Wherever the string "System" appears, copy the whole line.

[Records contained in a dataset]
------------

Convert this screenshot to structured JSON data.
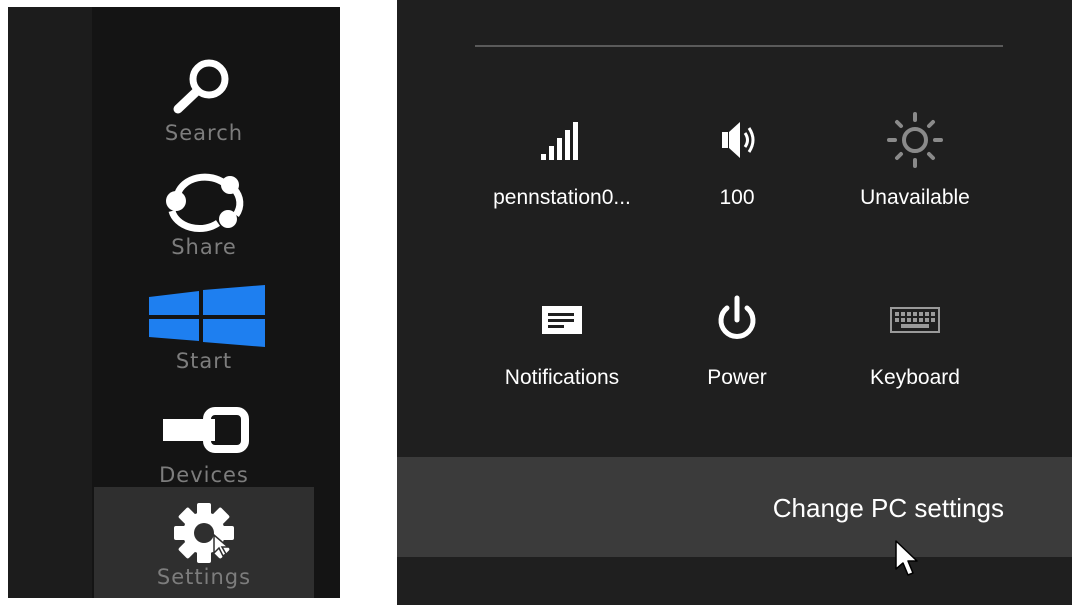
{
  "charms": [
    {
      "label": "Search",
      "icon": "search-icon"
    },
    {
      "label": "Share",
      "icon": "share-icon"
    },
    {
      "label": "Start",
      "icon": "windows-logo-icon"
    },
    {
      "label": "Devices",
      "icon": "devices-icon"
    },
    {
      "label": "Settings",
      "icon": "gear-icon",
      "active": true
    }
  ],
  "settings": {
    "network_label": "pennstation0...",
    "volume_label": "100",
    "brightness_label": "Unavailable",
    "notifications_label": "Notifications",
    "power_label": "Power",
    "keyboard_label": "Keyboard",
    "change_pc_settings": "Change PC settings"
  },
  "colors": {
    "accent": "#1e7ff0",
    "pane_bg": "#1f1f1f",
    "charm_label": "#7d7d7d"
  }
}
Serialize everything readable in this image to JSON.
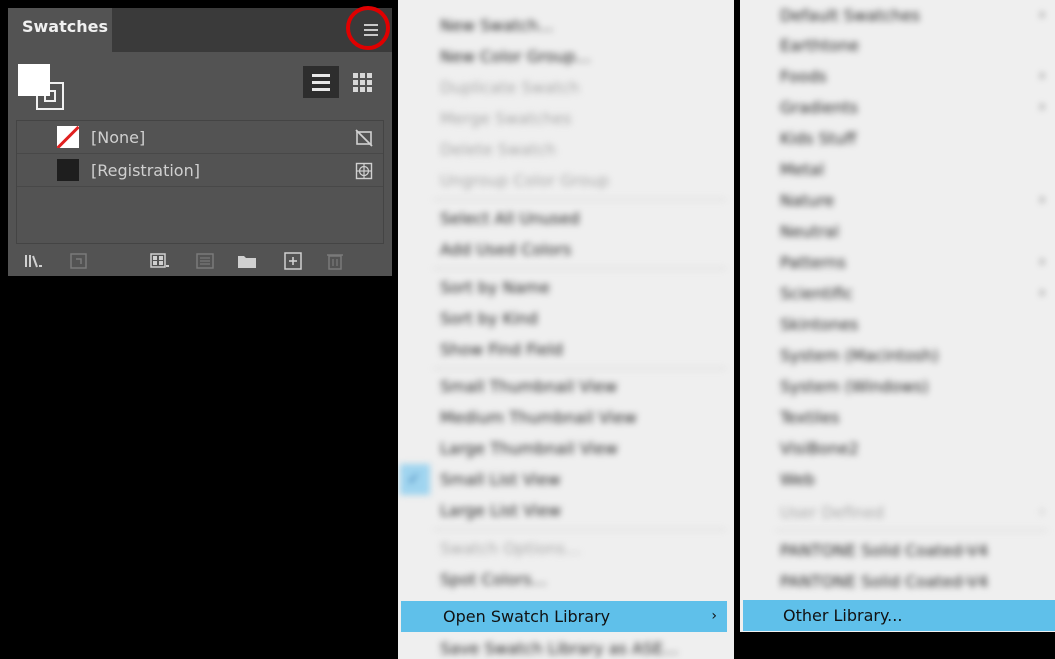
{
  "panel": {
    "tab_label": "Swatches",
    "swatches": [
      {
        "name": "[None]"
      },
      {
        "name": "[Registration]"
      }
    ]
  },
  "menu1": {
    "items": [
      {
        "label": "New Swatch...",
        "disabled": false
      },
      {
        "label": "New Color Group...",
        "disabled": false
      },
      {
        "label": "Duplicate Swatch",
        "disabled": true
      },
      {
        "label": "Merge Swatches",
        "disabled": true
      },
      {
        "label": "Delete Swatch",
        "disabled": true
      },
      {
        "label": "Ungroup Color Group",
        "disabled": true
      },
      {
        "label": "Select All Unused",
        "disabled": false
      },
      {
        "label": "Add Used Colors",
        "disabled": false
      },
      {
        "label": "Sort by Name",
        "disabled": false
      },
      {
        "label": "Sort by Kind",
        "disabled": false
      },
      {
        "label": "Show Find Field",
        "disabled": false
      },
      {
        "label": "Small Thumbnail View",
        "disabled": false
      },
      {
        "label": "Medium Thumbnail View",
        "disabled": false
      },
      {
        "label": "Large Thumbnail View",
        "disabled": false
      },
      {
        "label": "Small List View",
        "disabled": false,
        "checked": true
      },
      {
        "label": "Large List View",
        "disabled": false
      },
      {
        "label": "Swatch Options...",
        "disabled": true
      },
      {
        "label": "Spot Colors...",
        "disabled": false
      },
      {
        "label": "Open Swatch Library",
        "highlighted": true
      },
      {
        "label": "Save Swatch Library as ASE...",
        "disabled": false
      }
    ]
  },
  "menu2": {
    "items": [
      {
        "label": "Default Swatches",
        "submenu": true
      },
      {
        "label": "Earthtone"
      },
      {
        "label": "Foods",
        "submenu": true
      },
      {
        "label": "Gradients",
        "submenu": true
      },
      {
        "label": "Kids Stuff"
      },
      {
        "label": "Metal"
      },
      {
        "label": "Nature",
        "submenu": true
      },
      {
        "label": "Neutral"
      },
      {
        "label": "Patterns",
        "submenu": true
      },
      {
        "label": "Scientific",
        "submenu": true
      },
      {
        "label": "Skintones"
      },
      {
        "label": "System (Macintosh)"
      },
      {
        "label": "System (Windows)"
      },
      {
        "label": "Textiles"
      },
      {
        "label": "VisiBone2"
      },
      {
        "label": "Web"
      },
      {
        "label": "User Defined",
        "disabled": true,
        "submenu": true
      },
      {
        "label": "PANTONE Solid Coated-V4"
      },
      {
        "label": "PANTONE Solid Coated-V4"
      },
      {
        "label": "Other Library...",
        "highlighted": true
      }
    ]
  },
  "colors": {
    "highlight": "#5fc0ea",
    "panel_bg": "#535353",
    "menu_bg": "#efefef",
    "annotation_ring": "#e00000"
  }
}
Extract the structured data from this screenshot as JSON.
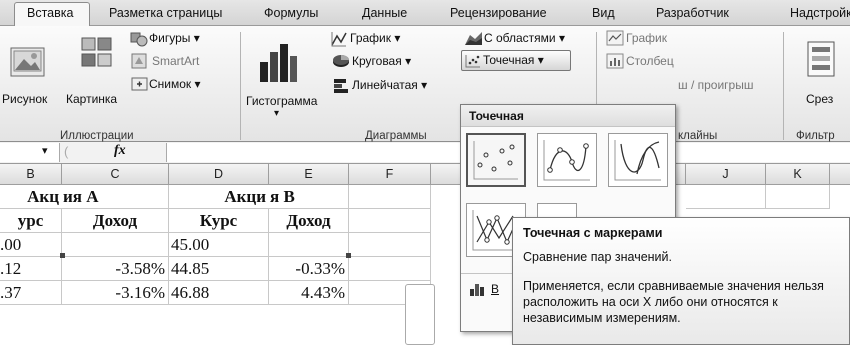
{
  "tabs": [
    "Вставка",
    "Разметка страницы",
    "Формулы",
    "Данные",
    "Рецензирование",
    "Вид",
    "Разработчик",
    "Надстройки"
  ],
  "ribbon": {
    "illustrations": {
      "picture": "Рисунок",
      "clipart": "Картинка",
      "shapes": "Фигуры ▾",
      "smartart": "SmartArt",
      "screenshot": "Снимок ▾",
      "group_label": "Иллюстрации"
    },
    "charts": {
      "histogram": "Гистограмма",
      "histogram_arrow": "▾",
      "line": "График ▾",
      "pie": "Круговая ▾",
      "bar": "Линейчатая ▾",
      "area": "С областями ▾",
      "scatter": "Точечная ▾",
      "group_label": "Диаграммы"
    },
    "sparklines": {
      "line": "График",
      "column": "Столбец",
      "winloss": "ш / проигрыш",
      "group_label": "клайны"
    },
    "filter": {
      "slicer": "Срез",
      "group_label": "Фильтр"
    }
  },
  "formula_bar": {
    "dropdown_arrow": "▾",
    "fx": "fx"
  },
  "grid": {
    "columns": [
      "B",
      "C",
      "D",
      "E",
      "F",
      "J",
      "K"
    ],
    "rows": [
      {
        "b": "Акц",
        "c": "ия А",
        "d": "Акци",
        "e": "я В"
      },
      {
        "b": "урс",
        "c": "Доход",
        "d": "Курс",
        "e": "Доход"
      },
      {
        "b": ".00",
        "c": "",
        "d": "45.00",
        "e": ""
      },
      {
        "b": ".12",
        "c": "-3.58%",
        "d": "44.85",
        "e": "-0.33%"
      },
      {
        "b": ".37",
        "c": "-3.16%",
        "d": "46.88",
        "e": "4.43%"
      }
    ]
  },
  "scatter_menu": {
    "header": "Точечная",
    "other_label": "В"
  },
  "tooltip": {
    "title": "Точечная с маркерами",
    "line1": "Сравнение пар значений.",
    "line2": "Применяется, если сравниваемые значения нельзя расположить на оси X либо они относятся к независимым измерениям."
  }
}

------------

Completed task >>
        "label": "System (Macintosh)"
        "label": "System (Windows)"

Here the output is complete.